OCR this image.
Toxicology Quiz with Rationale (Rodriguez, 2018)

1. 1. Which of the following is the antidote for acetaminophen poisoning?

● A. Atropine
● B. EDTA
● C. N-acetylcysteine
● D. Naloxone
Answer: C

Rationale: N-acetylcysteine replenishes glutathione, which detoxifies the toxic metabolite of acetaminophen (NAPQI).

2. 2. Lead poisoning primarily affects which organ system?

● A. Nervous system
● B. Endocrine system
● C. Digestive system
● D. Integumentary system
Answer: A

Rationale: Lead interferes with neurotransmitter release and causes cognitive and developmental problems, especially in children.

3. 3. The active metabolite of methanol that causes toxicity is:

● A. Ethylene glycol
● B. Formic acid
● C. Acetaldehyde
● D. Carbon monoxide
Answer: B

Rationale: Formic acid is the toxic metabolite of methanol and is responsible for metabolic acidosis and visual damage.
•••••
- **Problem description**
Scan the material line by line and report each one that contains "with".

- **Full output**
Toxicology Quiz with Rationale (Rodriguez, 2018)
Rationale: Lead interferes with neurotransmitter release and causes cognitive and developmental problems, especially in children.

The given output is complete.